-- Start of Data section --

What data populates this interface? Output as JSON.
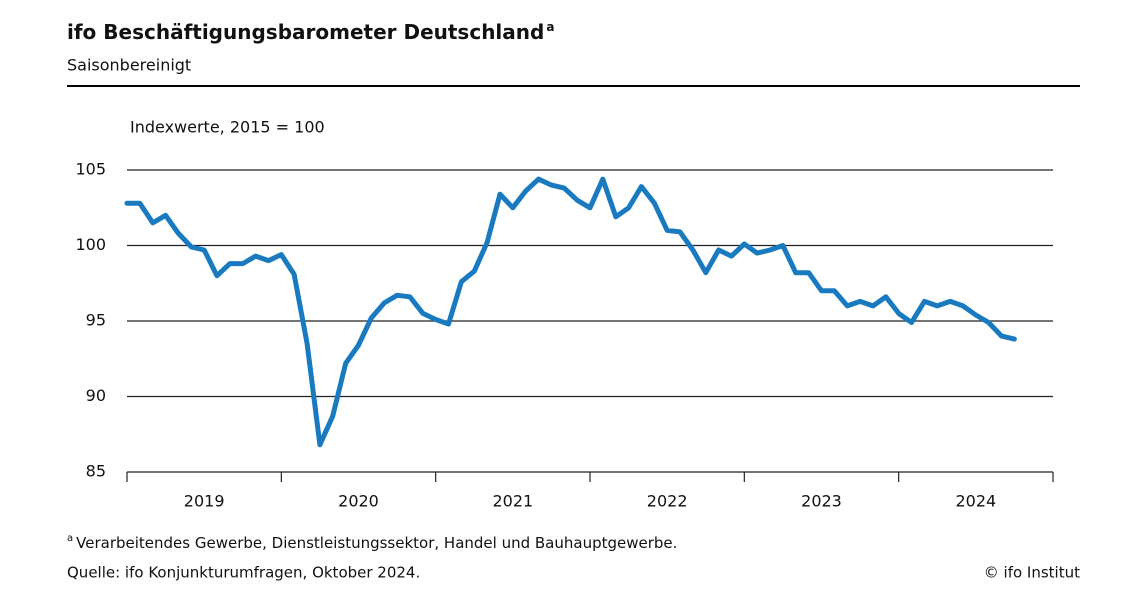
{
  "chart_data": {
    "type": "line",
    "title": "ifo Beschäftigungsbarometer Deutschland",
    "title_marker": "a",
    "subtitle": "Saisonbereinigt",
    "y_axis_label": "Indexwerte, 2015 = 100",
    "x": [
      2019,
      2019.083,
      2019.167,
      2019.25,
      2019.333,
      2019.417,
      2019.5,
      2019.583,
      2019.667,
      2019.75,
      2019.833,
      2019.917,
      2020,
      2020.083,
      2020.167,
      2020.25,
      2020.333,
      2020.417,
      2020.5,
      2020.583,
      2020.667,
      2020.75,
      2020.833,
      2020.917,
      2021,
      2021.083,
      2021.167,
      2021.25,
      2021.333,
      2021.417,
      2021.5,
      2021.583,
      2021.667,
      2021.75,
      2021.833,
      2021.917,
      2022,
      2022.083,
      2022.167,
      2022.25,
      2022.333,
      2022.417,
      2022.5,
      2022.583,
      2022.667,
      2022.75,
      2022.833,
      2022.917,
      2023,
      2023.083,
      2023.167,
      2023.25,
      2023.333,
      2023.417,
      2023.5,
      2023.583,
      2023.667,
      2023.75,
      2023.833,
      2023.917,
      2024,
      2024.083,
      2024.167,
      2024.25,
      2024.333,
      2024.417,
      2024.5,
      2024.583,
      2024.667,
      2024.75
    ],
    "series": [
      {
        "color": "#1a7abf",
        "values": [
          102.8,
          102.8,
          101.5,
          102.0,
          100.8,
          99.9,
          99.7,
          98.0,
          98.8,
          98.8,
          99.3,
          99.0,
          99.4,
          98.1,
          93.5,
          86.8,
          88.7,
          92.2,
          93.4,
          95.2,
          96.2,
          96.7,
          96.6,
          95.5,
          95.1,
          94.8,
          97.6,
          98.3,
          100.2,
          103.4,
          102.5,
          103.6,
          104.4,
          104.0,
          103.8,
          103.0,
          102.5,
          104.4,
          101.9,
          102.5,
          103.9,
          102.8,
          101.0,
          100.9,
          99.7,
          98.2,
          99.7,
          99.3,
          100.1,
          99.5,
          99.7,
          100.0,
          98.2,
          98.2,
          97.0,
          97.0,
          96.0,
          96.3,
          96.0,
          96.6,
          95.5,
          94.9,
          96.3,
          96.0,
          96.3,
          96.0,
          95.4,
          94.9,
          94.0,
          93.8
        ]
      }
    ],
    "xlim": [
      2019,
      2025
    ],
    "xticks": [
      2019,
      2020,
      2021,
      2022,
      2023,
      2024,
      2025
    ],
    "year_labels": [
      "2019",
      "2020",
      "2021",
      "2022",
      "2023",
      "2024"
    ],
    "ylim": [
      85,
      105
    ],
    "yticks": [
      85,
      90,
      95,
      100,
      105
    ],
    "grid": true,
    "footnote": {
      "marker": "a",
      "text": "Verarbeitendes  Gewerbe,  Dienstleistungssektor,  Handel und Bauhauptgewerbe."
    },
    "source": "Quelle:  ifo Konjunkturumfragen,  Oktober 2024.",
    "credit": "© ifo Institut"
  }
}
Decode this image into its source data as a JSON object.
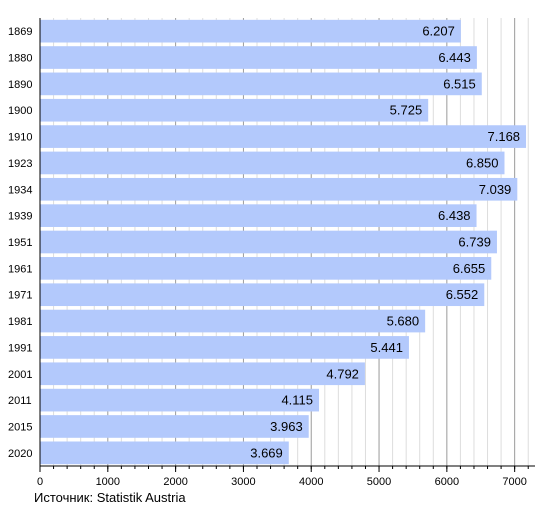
{
  "chart_data": {
    "type": "bar",
    "orientation": "horizontal",
    "categories": [
      "1869",
      "1880",
      "1890",
      "1900",
      "1910",
      "1923",
      "1934",
      "1939",
      "1951",
      "1961",
      "1971",
      "1981",
      "1991",
      "2001",
      "2011",
      "2015",
      "2020"
    ],
    "values": [
      6207,
      6443,
      6515,
      5725,
      7168,
      6850,
      7039,
      6438,
      6739,
      6655,
      6552,
      5680,
      5441,
      4792,
      4115,
      3963,
      3669
    ],
    "value_labels": [
      "6.207",
      "6.443",
      "6.515",
      "5.725",
      "7.168",
      "6.850",
      "7.039",
      "6.438",
      "6.739",
      "6.655",
      "6.552",
      "5.680",
      "5.441",
      "4.792",
      "4.115",
      "3.963",
      "3.669"
    ],
    "x_ticks": [
      "0",
      "1000",
      "2000",
      "3000",
      "4000",
      "5000",
      "6000",
      "7000"
    ],
    "xlim": [
      0,
      7300
    ],
    "grid": true,
    "bar_color": "#b3c9fc",
    "source": "Источник: Statistik Austria"
  }
}
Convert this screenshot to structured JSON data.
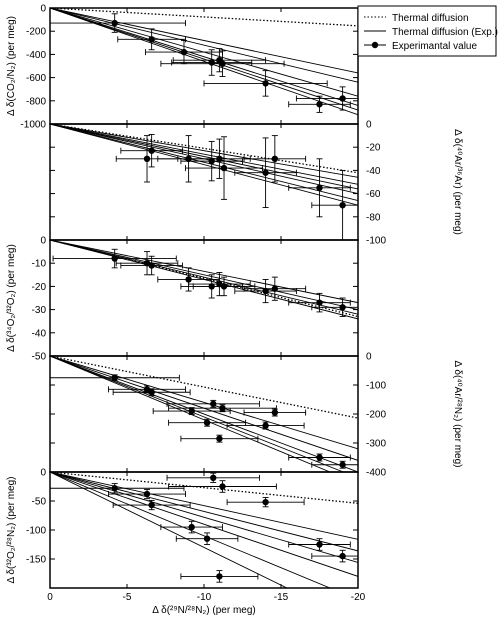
{
  "legend": {
    "items": [
      {
        "label": "Thermal diffusion",
        "style": "dotted"
      },
      {
        "label": "Thermal diffusion (Exp.)",
        "style": "solid"
      },
      {
        "label": "Experimantal value",
        "style": "marker"
      }
    ]
  },
  "chart_data": [
    {
      "type": "scatter",
      "ylabel": "Δ δ(CO₂/N₂) (per meg)",
      "ylabel_side": "left",
      "ylim": [
        0,
        -1000
      ],
      "yticks": [
        {
          "v": 0,
          "t": "0"
        },
        {
          "v": -200,
          "t": "-200"
        },
        {
          "v": -400,
          "t": "-400"
        },
        {
          "v": -600,
          "t": "-600"
        },
        {
          "v": -800,
          "t": "-800"
        },
        {
          "v": -1000,
          "t": "-1000"
        }
      ],
      "thermal_slope": 7.7,
      "exp_slopes": [
        28,
        32,
        38,
        42,
        44,
        46
      ],
      "points": [
        {
          "x": -4.2,
          "y": -130,
          "xe": 4.6,
          "ye": 80
        },
        {
          "x": -6.6,
          "y": -270,
          "xe": 2.2,
          "ye": 90
        },
        {
          "x": -8.7,
          "y": -380,
          "xe": 2.5,
          "ye": 100
        },
        {
          "x": -10.5,
          "y": -470,
          "xe": 2.6,
          "ye": 110
        },
        {
          "x": -11.0,
          "y": -450,
          "xe": 3.0,
          "ye": 100
        },
        {
          "x": -11.2,
          "y": -480,
          "xe": 4.0,
          "ye": 110
        },
        {
          "x": -14.0,
          "y": -650,
          "xe": 4.0,
          "ye": 110
        },
        {
          "x": -17.5,
          "y": -830,
          "xe": 2.0,
          "ye": 70
        },
        {
          "x": -19.0,
          "y": -780,
          "xe": 3.0,
          "ye": 100
        }
      ]
    },
    {
      "type": "scatter",
      "ylabel": "Δ δ(⁴⁰Ar/³⁶Ar) (per meg)",
      "ylabel_side": "right",
      "ylim": [
        0,
        -100
      ],
      "yticks": [
        {
          "v": 0,
          "t": "0"
        },
        {
          "v": -20,
          "t": "-20"
        },
        {
          "v": -40,
          "t": "-40"
        },
        {
          "v": -60,
          "t": "-60"
        },
        {
          "v": -80,
          "t": "-80"
        },
        {
          "v": -100,
          "t": "-100"
        }
      ],
      "thermal_slope": 2.1,
      "exp_slopes": [
        2.3,
        2.6,
        2.8,
        3.0,
        3.3,
        3.5
      ],
      "points": [
        {
          "x": -6.3,
          "y": -30,
          "xe": 2.0,
          "ye": 20
        },
        {
          "x": -6.6,
          "y": -23,
          "xe": 2.0,
          "ye": 14
        },
        {
          "x": -9.0,
          "y": -30,
          "xe": 2.0,
          "ye": 20
        },
        {
          "x": -10.5,
          "y": -32,
          "xe": 2.0,
          "ye": 17
        },
        {
          "x": -11.0,
          "y": -30,
          "xe": 2.0,
          "ye": 17
        },
        {
          "x": -11.3,
          "y": -38,
          "xe": 2.5,
          "ye": 27
        },
        {
          "x": -14.0,
          "y": -42,
          "xe": 2.0,
          "ye": 30
        },
        {
          "x": -14.6,
          "y": -30,
          "xe": 2.0,
          "ye": 20
        },
        {
          "x": -17.5,
          "y": -55,
          "xe": 2.0,
          "ye": 25
        },
        {
          "x": -19.0,
          "y": -70,
          "xe": 2.0,
          "ye": 30
        }
      ]
    },
    {
      "type": "scatter",
      "ylabel": "Δ δ(³⁴O₂/³²O₂) (per meg)",
      "ylabel_side": "left",
      "ylim": [
        0,
        -50
      ],
      "yticks": [
        {
          "v": 0,
          "t": "0"
        },
        {
          "v": -10,
          "t": "-10"
        },
        {
          "v": -20,
          "t": "-20"
        },
        {
          "v": -30,
          "t": "-30"
        },
        {
          "v": -40,
          "t": "-40"
        },
        {
          "v": -50,
          "t": "-50"
        }
      ],
      "thermal_slope": 1.65,
      "exp_slopes": [
        1.35,
        1.5,
        1.6,
        1.7
      ],
      "points": [
        {
          "x": -4.2,
          "y": -8,
          "xe": 4.0,
          "ye": 4
        },
        {
          "x": -6.3,
          "y": -10,
          "xe": 2.0,
          "ye": 5
        },
        {
          "x": -6.6,
          "y": -11,
          "xe": 2.0,
          "ye": 4
        },
        {
          "x": -9.0,
          "y": -17,
          "xe": 2.0,
          "ye": 5
        },
        {
          "x": -10.5,
          "y": -20,
          "xe": 2.0,
          "ye": 5
        },
        {
          "x": -11.0,
          "y": -19,
          "xe": 2.0,
          "ye": 5
        },
        {
          "x": -11.3,
          "y": -20,
          "xe": 2.0,
          "ye": 4
        },
        {
          "x": -14.0,
          "y": -22,
          "xe": 2.0,
          "ye": 5
        },
        {
          "x": -14.6,
          "y": -21,
          "xe": 2.0,
          "ye": 5
        },
        {
          "x": -17.5,
          "y": -27,
          "xe": 2.0,
          "ye": 4
        },
        {
          "x": -19.0,
          "y": -29,
          "xe": 2.0,
          "ye": 4
        }
      ]
    },
    {
      "type": "scatter",
      "ylabel": "Δ δ(⁴⁰Ar/²⁸N₂) (per meg)",
      "ylabel_side": "right",
      "ylim": [
        0,
        -400
      ],
      "yticks": [
        {
          "v": 0,
          "t": "0"
        },
        {
          "v": -100,
          "t": "-100"
        },
        {
          "v": -200,
          "t": "-200"
        },
        {
          "v": -300,
          "t": "-300"
        },
        {
          "v": -400,
          "t": "-400"
        }
      ],
      "thermal_slope": 10.7,
      "exp_slopes": [
        16,
        18,
        20,
        21,
        22
      ],
      "points": [
        {
          "x": -4.2,
          "y": -75,
          "xe": 4.2,
          "ye": 10
        },
        {
          "x": -6.3,
          "y": -115,
          "xe": 2.5,
          "ye": 12
        },
        {
          "x": -6.6,
          "y": -125,
          "xe": 2.5,
          "ye": 12
        },
        {
          "x": -9.2,
          "y": -190,
          "xe": 2.5,
          "ye": 12
        },
        {
          "x": -10.2,
          "y": -230,
          "xe": 2.5,
          "ye": 12
        },
        {
          "x": -10.6,
          "y": -165,
          "xe": 3.0,
          "ye": 12
        },
        {
          "x": -11.0,
          "y": -285,
          "xe": 2.5,
          "ye": 12
        },
        {
          "x": -11.2,
          "y": -180,
          "xe": 3.5,
          "ye": 12
        },
        {
          "x": -14.0,
          "y": -240,
          "xe": 2.5,
          "ye": 12
        },
        {
          "x": -14.6,
          "y": -195,
          "xe": 2.0,
          "ye": 12
        },
        {
          "x": -17.5,
          "y": -350,
          "xe": 2.0,
          "ye": 12
        },
        {
          "x": -19.0,
          "y": -375,
          "xe": 2.0,
          "ye": 12
        }
      ]
    },
    {
      "type": "scatter",
      "ylabel": "Δ δ(³²O₂/²⁸N₂) (per meg)",
      "ylabel_side": "left",
      "ylim": [
        0,
        -200
      ],
      "yticks": [
        {
          "v": 0,
          "t": "0"
        },
        {
          "v": -50,
          "t": "-50"
        },
        {
          "v": -100,
          "t": "-100"
        },
        {
          "v": -150,
          "t": "-150"
        }
      ],
      "thermal_slope": 2.7,
      "exp_slopes": [
        5.8,
        6.8,
        7.8,
        9.0,
        11.0,
        13.0
      ],
      "points": [
        {
          "x": -4.2,
          "y": -28,
          "xe": 4.5,
          "ye": 8
        },
        {
          "x": -6.3,
          "y": -38,
          "xe": 2.5,
          "ye": 8
        },
        {
          "x": -6.6,
          "y": -57,
          "xe": 2.5,
          "ye": 8
        },
        {
          "x": -9.2,
          "y": -95,
          "xe": 2.0,
          "ye": 10
        },
        {
          "x": -10.2,
          "y": -115,
          "xe": 2.0,
          "ye": 10
        },
        {
          "x": -10.6,
          "y": -10,
          "xe": 3.0,
          "ye": 8
        },
        {
          "x": -11.0,
          "y": -180,
          "xe": 2.5,
          "ye": 10
        },
        {
          "x": -11.2,
          "y": -25,
          "xe": 3.5,
          "ye": 10
        },
        {
          "x": -14.0,
          "y": -52,
          "xe": 2.5,
          "ye": 8
        },
        {
          "x": -17.5,
          "y": -125,
          "xe": 2.0,
          "ye": 10
        },
        {
          "x": -19.0,
          "y": -145,
          "xe": 2.0,
          "ye": 10
        }
      ]
    }
  ],
  "x_axis": {
    "label": "Δ δ(²⁹N/²⁸N₂) (per meg)",
    "xlim": [
      0,
      -20
    ],
    "ticks": [
      {
        "v": 0,
        "t": "0"
      },
      {
        "v": -5,
        "t": "-5"
      },
      {
        "v": -10,
        "t": "-10"
      },
      {
        "v": -15,
        "t": "-15"
      },
      {
        "v": -20,
        "t": "-20"
      }
    ]
  }
}
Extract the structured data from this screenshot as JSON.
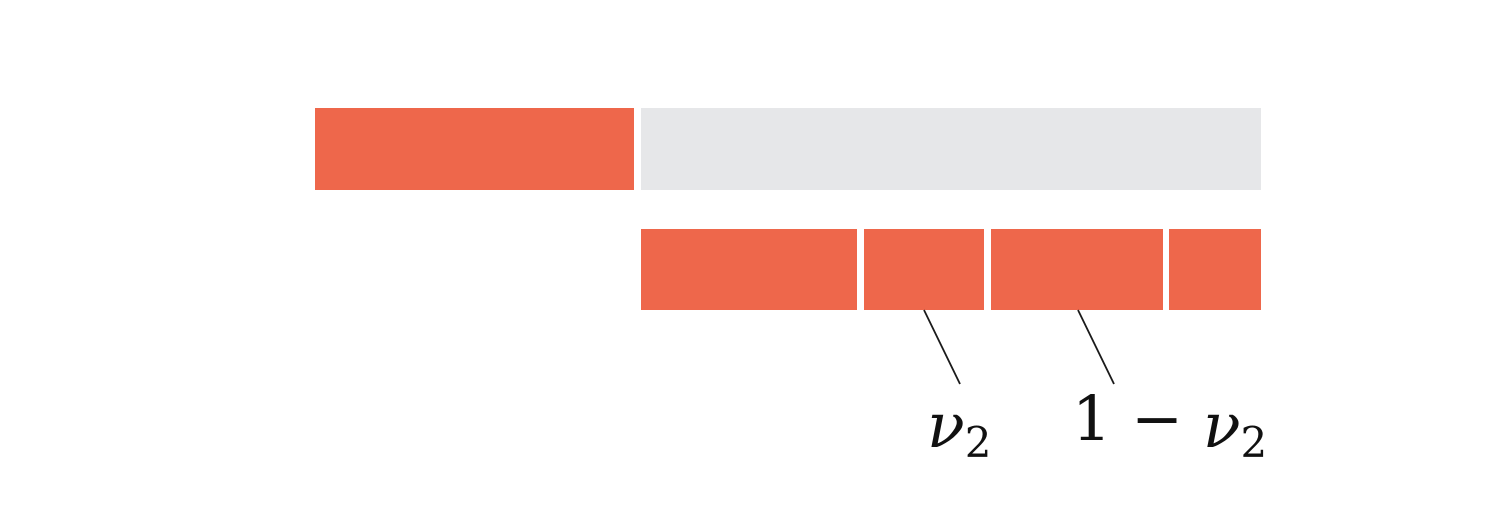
{
  "colors": {
    "accent": "#ee674b",
    "track": "#e6e7e9",
    "background": "#ffffff",
    "line": "#1a1a1a",
    "text": "#111111"
  },
  "labels": {
    "nu2": {
      "symbol": "ν",
      "sub": "2"
    },
    "one_minus_nu2": {
      "lead": "1 − ",
      "symbol": "ν",
      "sub": "2"
    }
  }
}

-- End of Data section --

— Challenge —
Write out exactly, and nothing more than, the lines of the entries above from the line containing "Extract the structured" through the final line; omit any pictures.

— Reply to the exercise —
Extract the structured data from this screenshot as JSON.
{
  "colors": {
    "accent": "#ee674b",
    "track": "#e6e7e9",
    "background": "#ffffff",
    "line": "#1a1a1a",
    "text": "#111111"
  },
  "labels": {
    "nu2": {
      "symbol": "ν",
      "sub": "2"
    },
    "one_minus_nu2": {
      "lead": "1 − ",
      "symbol": "ν",
      "sub": "2"
    }
  }
}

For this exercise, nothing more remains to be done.